Required action ▸
Read through the entries below and return each line with the word "Sqrt".

Document page data
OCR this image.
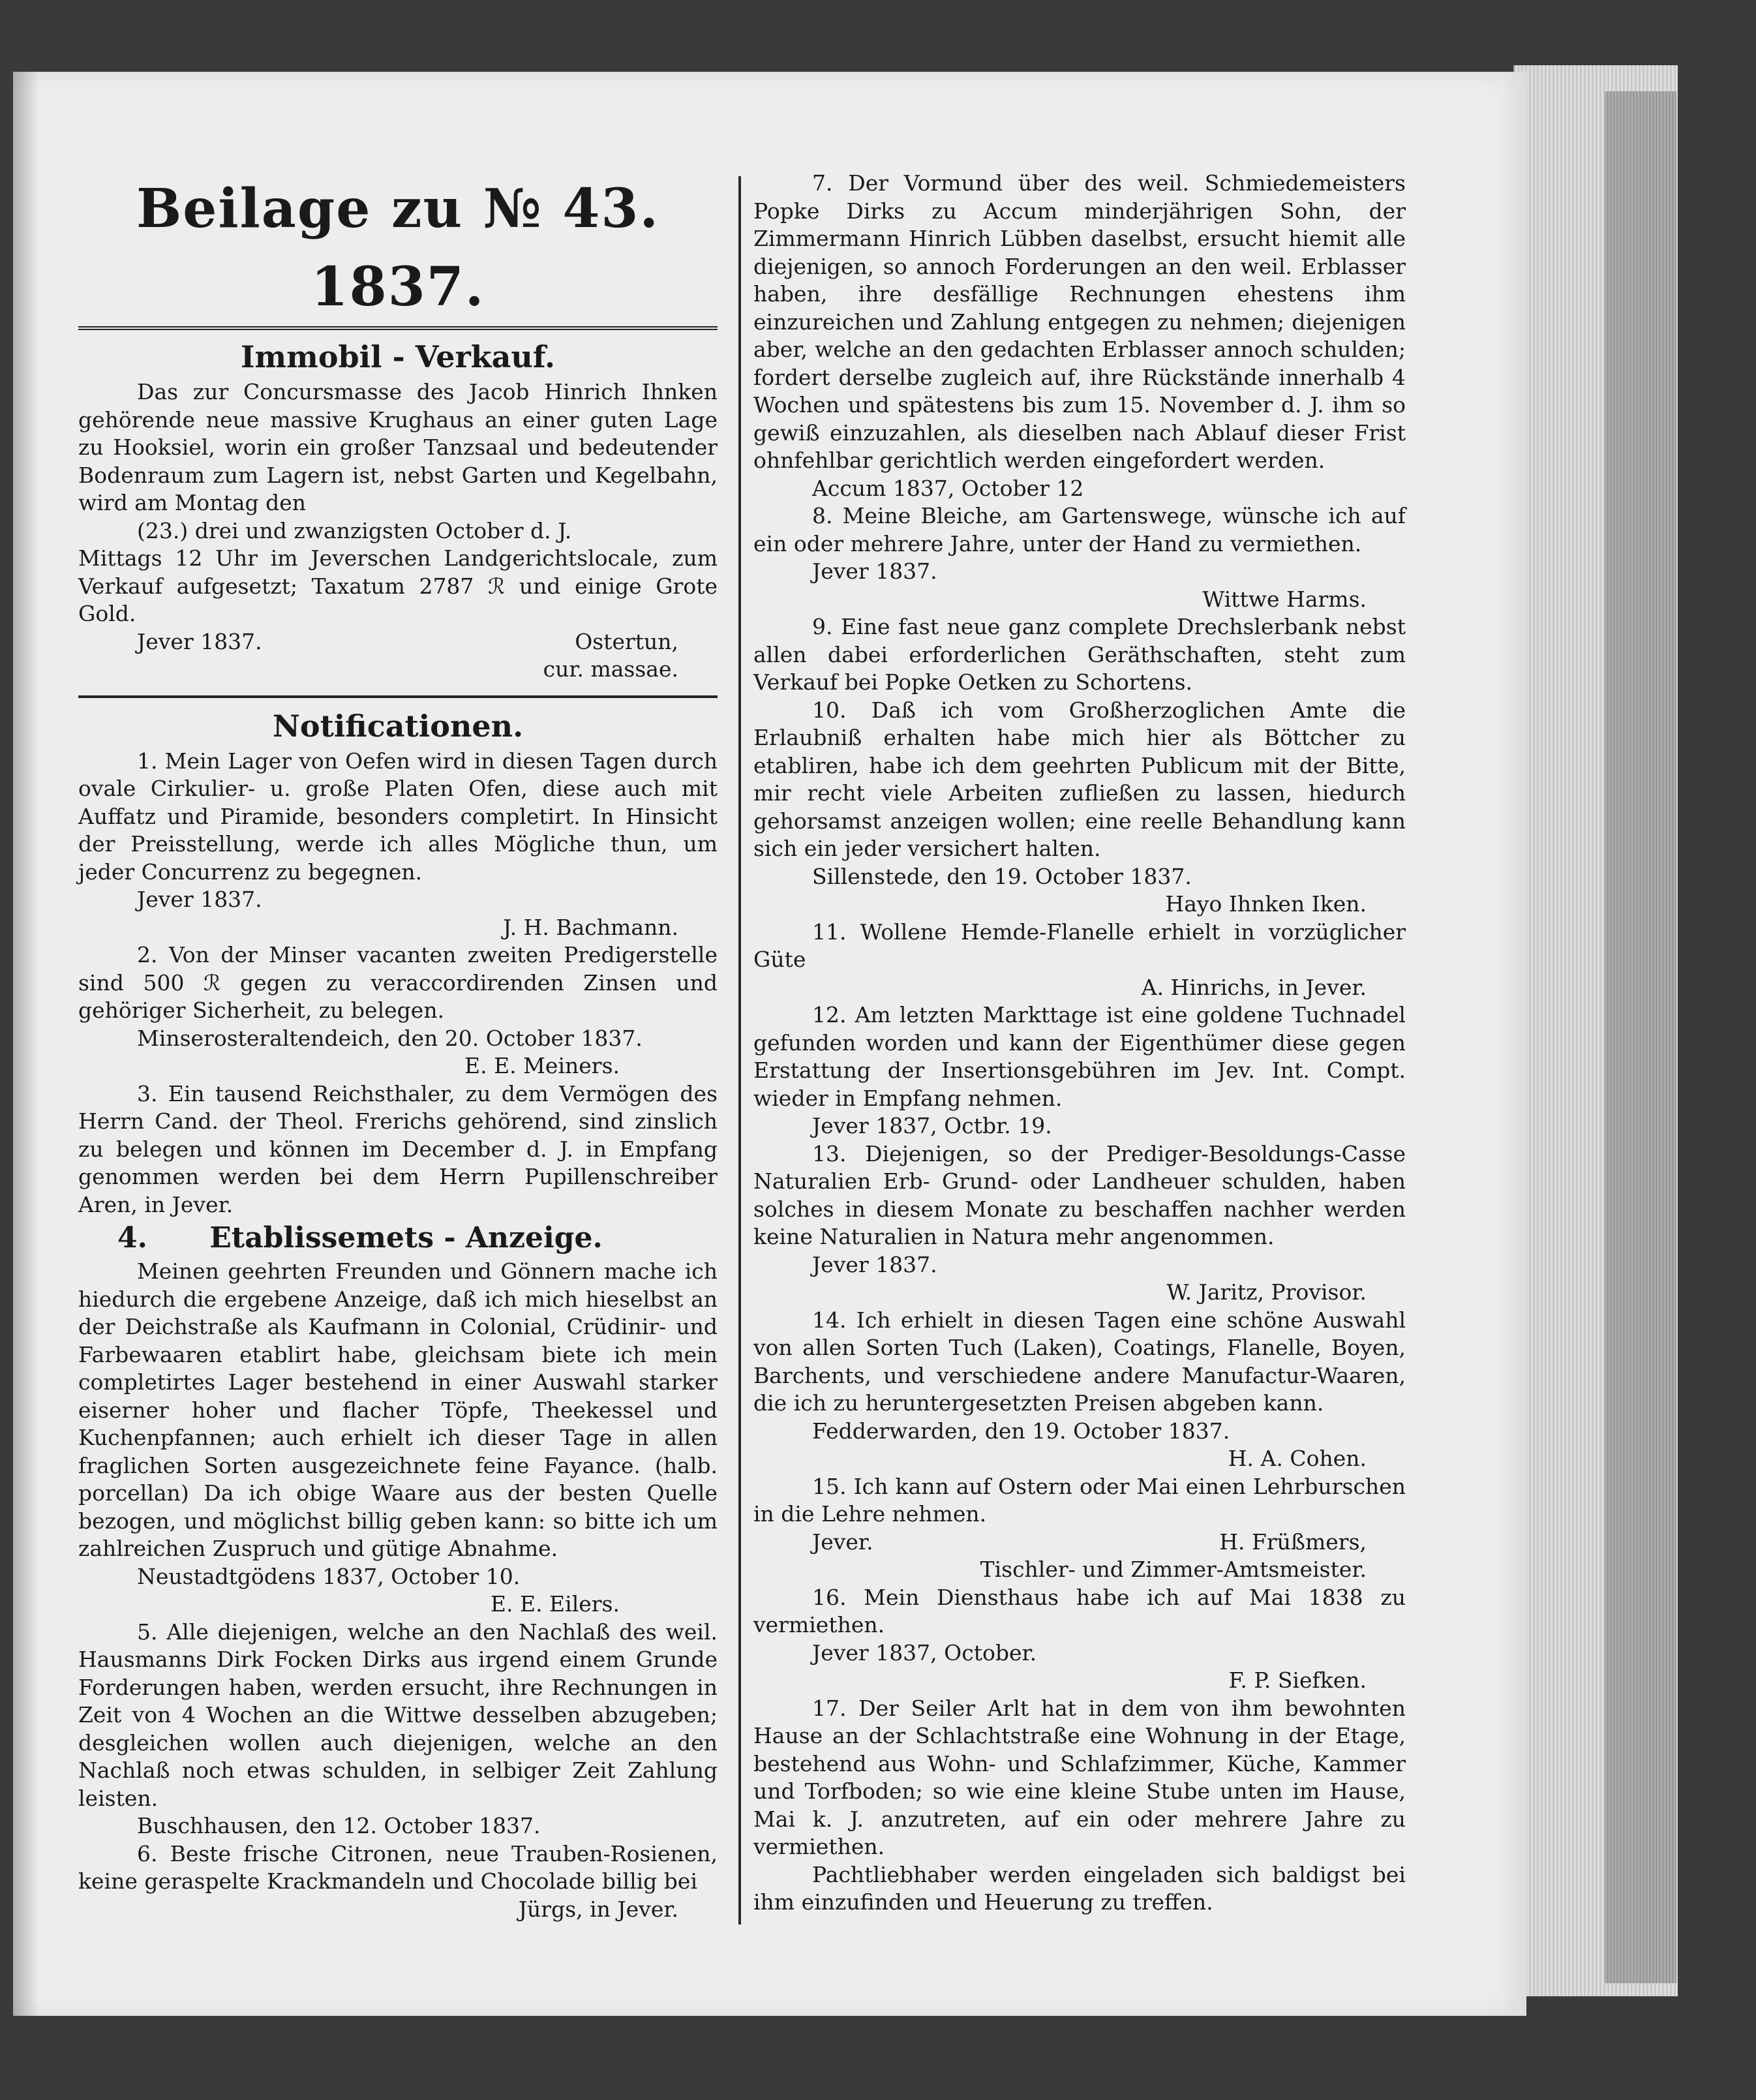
Beilage zu № 43. 1837.
Immobil - Verkauf.

Das zur Concursmasse des Jacob Hinrich Ihnken gehörende neue massive Krughaus an einer guten Lage zu Hooksiel, worin ein großer Tanzsaal und bedeutender Bodenraum zum Lagern ist, nebst Garten und Kegelbahn, wird am Montag den

(23.) drei und zwanzigsten October d. J.

Mittags 12 Uhr im Jeverschen Landgerichtslocale, zum Verkauf aufgesetzt; Taxatum 2787 ℛ und einige Grote Gold.

Jever 1837.	Ostertun,

cur. massae.

Notificationen.

1. Mein Lager von Oefen wird in diesen Tagen durch ovale Cirkulier- u. große Platen Ofen, diese auch mit Auffatz und Piramide, besonders completirt. In Hinsicht der Preisstellung, werde ich alles Mögliche thun, um jeder Concurrenz zu begegnen.

Jever 1837.

J. H. Bachmann.

2. Von der Minser vacanten zweiten Predigerstelle sind 500 ℛ gegen zu veraccordirenden Zinsen und gehöriger Sicherheit, zu belegen.

Minserosteraltendeich, den 20. October 1837.

E. E. Meiners.

3. Ein tausend Reichsthaler, zu dem Vermögen des Herrn Cand. der Theol. Frerichs gehörend, sind zinslich zu belegen und können im December d. J. in Empfang genommen werden bei dem Herrn Pupillenschreiber Aren, in Jever.

4. Etablissemets - Anzeige.

Meinen geehrten Freunden und Gönnern mache ich hiedurch die ergebene Anzeige, daß ich mich hieselbst an der Deichstraße als Kaufmann in Colonial, Crüdinir- und Farbewaaren etablirt habe, gleichsam biete ich mein completirtes Lager bestehend in einer Auswahl starker eiserner hoher und flacher Töpfe, Theekessel und Kuchenpfannen; auch erhielt ich dieser Tage in allen fraglichen Sorten ausgezeichnete feine Fayance. (halb. porcellan) Da ich obige Waare aus der besten Quelle bezogen, und möglichst billig geben kann: so bitte ich um zahlreichen Zuspruch und gütige Abnahme.

Neustadtgödens 1837, October 10.

E. E. Eilers.

5. Alle diejenigen, welche an den Nachlaß des weil. Hausmanns Dirk Focken Dirks aus irgend einem Grunde Forderungen haben, werden ersucht, ihre Rechnungen in Zeit von 4 Wochen an die Wittwe desselben abzugeben; desgleichen wollen auch diejenigen, welche an den Nachlaß noch etwas schulden, in selbiger Zeit Zahlung leisten.

Buschhausen, den 12. October 1837.

6. Beste frische Citronen, neue Trauben-Rosienen, keine geraspelte Krackmandeln und Chocolade billig bei

Jürgs, in Jever.

7. Der Vormund über des weil. Schmiedemeisters Popke Dirks zu Accum minderjährigen Sohn, der Zimmermann Hinrich Lübben daselbst, ersucht hiemit alle diejenigen, so annoch Forderungen an den weil. Erblasser haben, ihre desfällige Rechnungen ehestens ihm einzureichen und Zahlung entgegen zu nehmen; diejenigen aber, welche an den gedachten Erblasser annoch schulden; fordert derselbe zugleich auf, ihre Rückstände innerhalb 4 Wochen und spätestens bis zum 15. November d. J. ihm so gewiß einzuzahlen, als dieselben nach Ablauf dieser Frist ohnfehlbar gerichtlich werden eingefordert werden.

Accum 1837, October 12

8. Meine Bleiche, am Gartenswege, wünsche ich auf ein oder mehrere Jahre, unter der Hand zu vermiethen.

Jever 1837.

Wittwe Harms.

9. Eine fast neue ganz complete Drechslerbank nebst allen dabei erforderlichen Geräthschaften, steht zum Verkauf bei Popke Oetken zu Schortens.

10. Daß ich vom Großherzoglichen Amte die Erlaubniß erhalten habe mich hier als Böttcher zu etabliren, habe ich dem geehrten Publicum mit der Bitte, mir recht viele Arbeiten zufließen zu lassen, hiedurch gehorsamst anzeigen wollen; eine reelle Behandlung kann sich ein jeder versichert halten.

Sillenstede, den 19. October 1837.

Hayo Ihnken Iken.

11. Wollene Hemde-Flanelle erhielt in vorzüglicher Güte

A. Hinrichs, in Jever.

12. Am letzten Markttage ist eine goldene Tuchnadel gefunden worden und kann der Eigenthümer diese gegen Erstattung der Insertionsgebühren im Jev. Int. Compt. wieder in Empfang nehmen.

Jever 1837, Octbr. 19.

13. Diejenigen, so der Prediger-Besoldungs-Casse Naturalien Erb- Grund- oder Landheuer schulden, haben solches in diesem Monate zu beschaffen nachher werden keine Naturalien in Natura mehr angenommen.

Jever 1837.

W. Jaritz, Provisor.

14. Ich erhielt in diesen Tagen eine schöne Auswahl von allen Sorten Tuch (Laken), Coatings, Flanelle, Boyen, Barchents, und verschiedene andere Manufactur-Waaren, die ich zu heruntergesetzten Preisen abgeben kann.

Fedderwarden, den 19. October 1837.

H. A. Cohen.

15. Ich kann auf Ostern oder Mai einen Lehrburschen in die Lehre nehmen.

Jever.	H. Früßmers,

Tischler- und Zimmer-Amtsmeister.

16. Mein Diensthaus habe ich auf Mai 1838 zu vermiethen.

Jever 1837, October.

F. P. Siefken.

17. Der Seiler Arlt hat in dem von ihm bewohnten Hause an der Schlachtstraße eine Wohnung in der Etage, bestehend aus Wohn- und Schlafzimmer, Küche, Kammer und Torfboden; so wie eine kleine Stube unten im Hause, Mai k. J. anzutreten, auf ein oder mehrere Jahre zu vermiethen.

Pachtliebhaber werden eingeladen sich baldigst bei ihm einzufinden und Heuerung zu treffen.
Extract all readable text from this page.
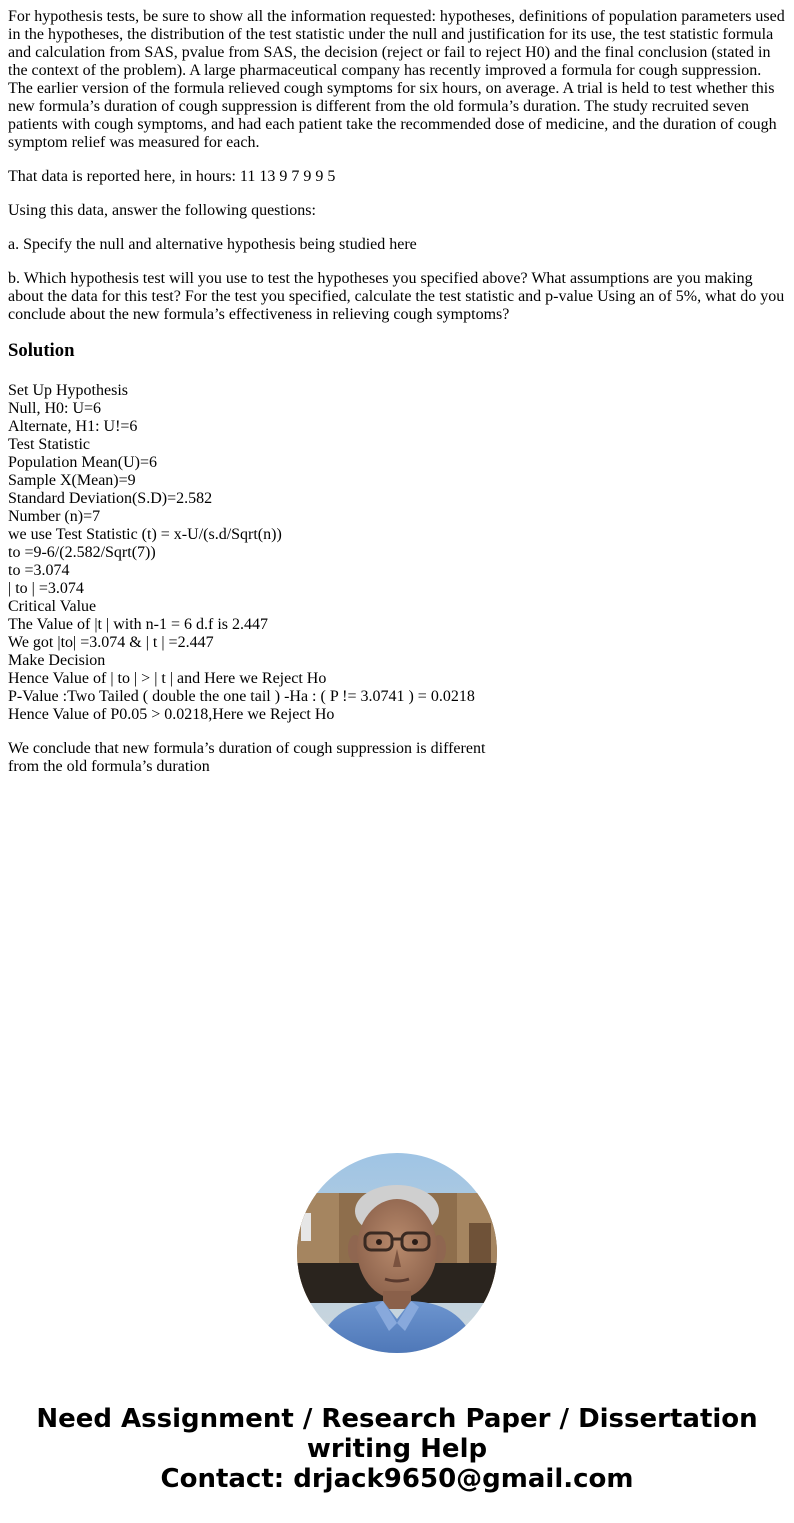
For hypothesis tests, be sure to show all the information requested: hypotheses, definitions of population parameters used in the hypotheses, the distribution of the test statistic under the null and justification for its use, the test statistic formula and calculation from SAS, pvalue from SAS, the decision (reject or fail to reject H0) and the final conclusion (stated in the context of the problem). A large pharmaceutical company has recently improved a formula for cough suppression. The earlier version of the formula relieved cough symptoms for six hours, on average. A trial is held to test whether this new formula’s duration of cough suppression is different from the old formula’s duration. The study recruited seven patients with cough symptoms, and had each patient take the recommended dose of medicine, and the duration of cough symptom relief was measured for each.

That data is reported here, in hours: 11 13 9 7 9 9 5

Using this data, answer the following questions:

a. Specify the null and alternative hypothesis being studied here

b. Which hypothesis test will you use to test the hypotheses you specified above? What assumptions are you making about the data for this test? For the test you specified, calculate the test statistic and p-value Using an of 5%, what do you conclude about the new formula’s effectiveness in relieving cough symptoms?

Solution
Set Up Hypothesis
Null, H0: U=6
Alternate, H1: U!=6
Test Statistic
Population Mean(U)=6
Sample X(Mean)=9
Standard Deviation(S.D)=2.582
Number (n)=7
we use Test Statistic (t) = x-U/(s.d/Sqrt(n))
to =9-6/(2.582/Sqrt(7))
to =3.074
| to | =3.074
Critical Value
The Value of |t | with n-1 = 6 d.f is 2.447
We got |to| =3.074 & | t | =2.447
Make Decision
Hence Value of | to | > | t | and Here we Reject Ho
P-Value :Two Tailed ( double the one tail ) -Ha : ( P != 3.0741 ) = 0.0218
Hence Value of P0.05 > 0.0218,Here we Reject Ho
We conclude that new formula’s duration of cough suppression is different
from the old formula’s duration
Need Assignment / Research Paper / Dissertation
writing Help
Contact: drjack9650@gmail.com
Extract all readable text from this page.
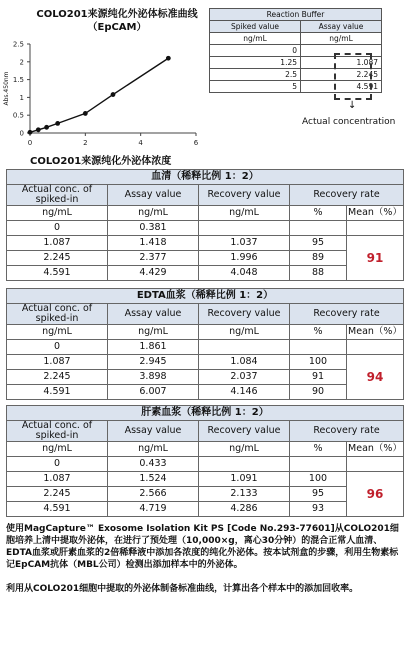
COLO201来源纯化外泌体标准曲线
（EpCAM）
0
0.5
1
1.5
2
2.5
0	2	4	6
Abs.450nm
COLO201来源纯化外泌体浓度
Reaction Buffer	
Spiked value	Assay value
ng/mL	ng/mL
0	
1.25	1.087
2.5	2.245
5	4.591
↓
Actual concentration
血清（稀释比例 1：2）
Actual conc. of spiked-in	Assay value	Recovery value	Recovery rate	
ng/mL	ng/mL	ng/mL	%	Mean（%）
0	0.381			
1.087	1.418	1.037	95	91
2.245	2.377	1.996	89	
4.591	4.429	4.048	88	
EDTA血浆（稀释比例 1：2）
Actual conc. of spiked-in	Assay value	Recovery value	Recovery rate	
ng/mL	ng/mL	ng/mL	%	Mean（%）
0	1.861			
1.087	2.945	1.084	100	94
2.245	3.898	2.037	91	
4.591	6.007	4.146	90	
肝素血浆（稀释比例 1：2）
Actual conc. of spiked-in	Assay value	Recovery value	Recovery rate	
ng/mL	ng/mL	ng/mL	%	Mean（%）
0	0.433			
1.087	1.524	1.091	100	96
2.245	2.566	2.133	95	
4.591	4.719	4.286	93	
使用MagCapture™ Exosome Isolation Kit PS [Code No.293-77601]从COLO201细胞培养上清中提取外泌体，在进行了预处理（10,000×g，离心30分钟）的混合正常人血清、EDTA血浆或肝素血浆的2倍稀释液中添加各浓度的纯化外泌体。按本试剂盒的步骤，利用生物素标记EpCAM抗体（MBL公司）检测出添加样本中的外泌体。
利用从COLO201细胞中提取的外泌体制备标准曲线，计算出各个样本中的添加回收率。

Exercise response ▸
we use Test Statistic (t) = x-U/(s.d/Sqrt(n))
to =9-6/(2.582/Sqrt(7))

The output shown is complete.